Extracts from a graphics dataset
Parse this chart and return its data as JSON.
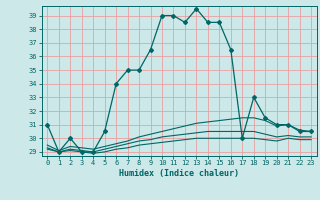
{
  "title": "",
  "xlabel": "Humidex (Indice chaleur)",
  "bg_color": "#cce8e8",
  "grid_color": "#e8a0a0",
  "line_color": "#006666",
  "xlim": [
    -0.5,
    23.5
  ],
  "ylim": [
    28.7,
    39.7
  ],
  "yticks": [
    29,
    30,
    31,
    32,
    33,
    34,
    35,
    36,
    37,
    38,
    39
  ],
  "xticks": [
    0,
    1,
    2,
    3,
    4,
    5,
    6,
    7,
    8,
    9,
    10,
    11,
    12,
    13,
    14,
    15,
    16,
    17,
    18,
    19,
    20,
    21,
    22,
    23
  ],
  "curves": [
    {
      "x": [
        0,
        1,
        2,
        3,
        4,
        5,
        6,
        7,
        8,
        9,
        10,
        11,
        12,
        13,
        14,
        15,
        16,
        17,
        18,
        19,
        20,
        21,
        22,
        23
      ],
      "y": [
        31,
        29,
        30,
        29,
        29,
        30.5,
        34,
        35,
        35,
        36.5,
        39,
        39,
        38.5,
        39.5,
        38.5,
        38.5,
        36.5,
        30,
        33,
        31.5,
        31,
        31,
        30.5,
        30.5
      ],
      "marker": true
    },
    {
      "x": [
        0,
        1,
        2,
        3,
        4,
        5,
        6,
        7,
        8,
        9,
        10,
        11,
        12,
        13,
        14,
        15,
        16,
        17,
        18,
        19,
        20,
        21,
        22,
        23
      ],
      "y": [
        29.5,
        29.1,
        29.4,
        29.3,
        29.2,
        29.4,
        29.6,
        29.8,
        30.1,
        30.3,
        30.5,
        30.7,
        30.9,
        31.1,
        31.2,
        31.3,
        31.4,
        31.5,
        31.5,
        31.3,
        30.9,
        31.0,
        30.6,
        30.5
      ],
      "marker": false
    },
    {
      "x": [
        0,
        1,
        2,
        3,
        4,
        5,
        6,
        7,
        8,
        9,
        10,
        11,
        12,
        13,
        14,
        15,
        16,
        17,
        18,
        19,
        20,
        21,
        22,
        23
      ],
      "y": [
        29.3,
        29.0,
        29.2,
        29.1,
        29.0,
        29.2,
        29.4,
        29.6,
        29.8,
        29.9,
        30.1,
        30.2,
        30.3,
        30.4,
        30.5,
        30.5,
        30.5,
        30.5,
        30.5,
        30.3,
        30.1,
        30.2,
        30.1,
        30.1
      ],
      "marker": false
    },
    {
      "x": [
        0,
        1,
        2,
        3,
        4,
        5,
        6,
        7,
        8,
        9,
        10,
        11,
        12,
        13,
        14,
        15,
        16,
        17,
        18,
        19,
        20,
        21,
        22,
        23
      ],
      "y": [
        29.2,
        29.0,
        29.1,
        29.0,
        28.9,
        29.0,
        29.2,
        29.3,
        29.5,
        29.6,
        29.7,
        29.8,
        29.9,
        30.0,
        30.0,
        30.0,
        30.0,
        30.0,
        30.0,
        29.9,
        29.8,
        30.0,
        29.9,
        29.9
      ],
      "marker": false
    }
  ]
}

**What you should do:** Leaving all pictures aside, quote each record exactly.

**Solution to this task:**
Parse this chart and return its data as JSON.
{
  "title": "",
  "xlabel": "Humidex (Indice chaleur)",
  "bg_color": "#cce8e8",
  "grid_color": "#e8a0a0",
  "line_color": "#006666",
  "xlim": [
    -0.5,
    23.5
  ],
  "ylim": [
    28.7,
    39.7
  ],
  "yticks": [
    29,
    30,
    31,
    32,
    33,
    34,
    35,
    36,
    37,
    38,
    39
  ],
  "xticks": [
    0,
    1,
    2,
    3,
    4,
    5,
    6,
    7,
    8,
    9,
    10,
    11,
    12,
    13,
    14,
    15,
    16,
    17,
    18,
    19,
    20,
    21,
    22,
    23
  ],
  "curves": [
    {
      "x": [
        0,
        1,
        2,
        3,
        4,
        5,
        6,
        7,
        8,
        9,
        10,
        11,
        12,
        13,
        14,
        15,
        16,
        17,
        18,
        19,
        20,
        21,
        22,
        23
      ],
      "y": [
        31,
        29,
        30,
        29,
        29,
        30.5,
        34,
        35,
        35,
        36.5,
        39,
        39,
        38.5,
        39.5,
        38.5,
        38.5,
        36.5,
        30,
        33,
        31.5,
        31,
        31,
        30.5,
        30.5
      ],
      "marker": true
    },
    {
      "x": [
        0,
        1,
        2,
        3,
        4,
        5,
        6,
        7,
        8,
        9,
        10,
        11,
        12,
        13,
        14,
        15,
        16,
        17,
        18,
        19,
        20,
        21,
        22,
        23
      ],
      "y": [
        29.5,
        29.1,
        29.4,
        29.3,
        29.2,
        29.4,
        29.6,
        29.8,
        30.1,
        30.3,
        30.5,
        30.7,
        30.9,
        31.1,
        31.2,
        31.3,
        31.4,
        31.5,
        31.5,
        31.3,
        30.9,
        31.0,
        30.6,
        30.5
      ],
      "marker": false
    },
    {
      "x": [
        0,
        1,
        2,
        3,
        4,
        5,
        6,
        7,
        8,
        9,
        10,
        11,
        12,
        13,
        14,
        15,
        16,
        17,
        18,
        19,
        20,
        21,
        22,
        23
      ],
      "y": [
        29.3,
        29.0,
        29.2,
        29.1,
        29.0,
        29.2,
        29.4,
        29.6,
        29.8,
        29.9,
        30.1,
        30.2,
        30.3,
        30.4,
        30.5,
        30.5,
        30.5,
        30.5,
        30.5,
        30.3,
        30.1,
        30.2,
        30.1,
        30.1
      ],
      "marker": false
    },
    {
      "x": [
        0,
        1,
        2,
        3,
        4,
        5,
        6,
        7,
        8,
        9,
        10,
        11,
        12,
        13,
        14,
        15,
        16,
        17,
        18,
        19,
        20,
        21,
        22,
        23
      ],
      "y": [
        29.2,
        29.0,
        29.1,
        29.0,
        28.9,
        29.0,
        29.2,
        29.3,
        29.5,
        29.6,
        29.7,
        29.8,
        29.9,
        30.0,
        30.0,
        30.0,
        30.0,
        30.0,
        30.0,
        29.9,
        29.8,
        30.0,
        29.9,
        29.9
      ],
      "marker": false
    }
  ]
}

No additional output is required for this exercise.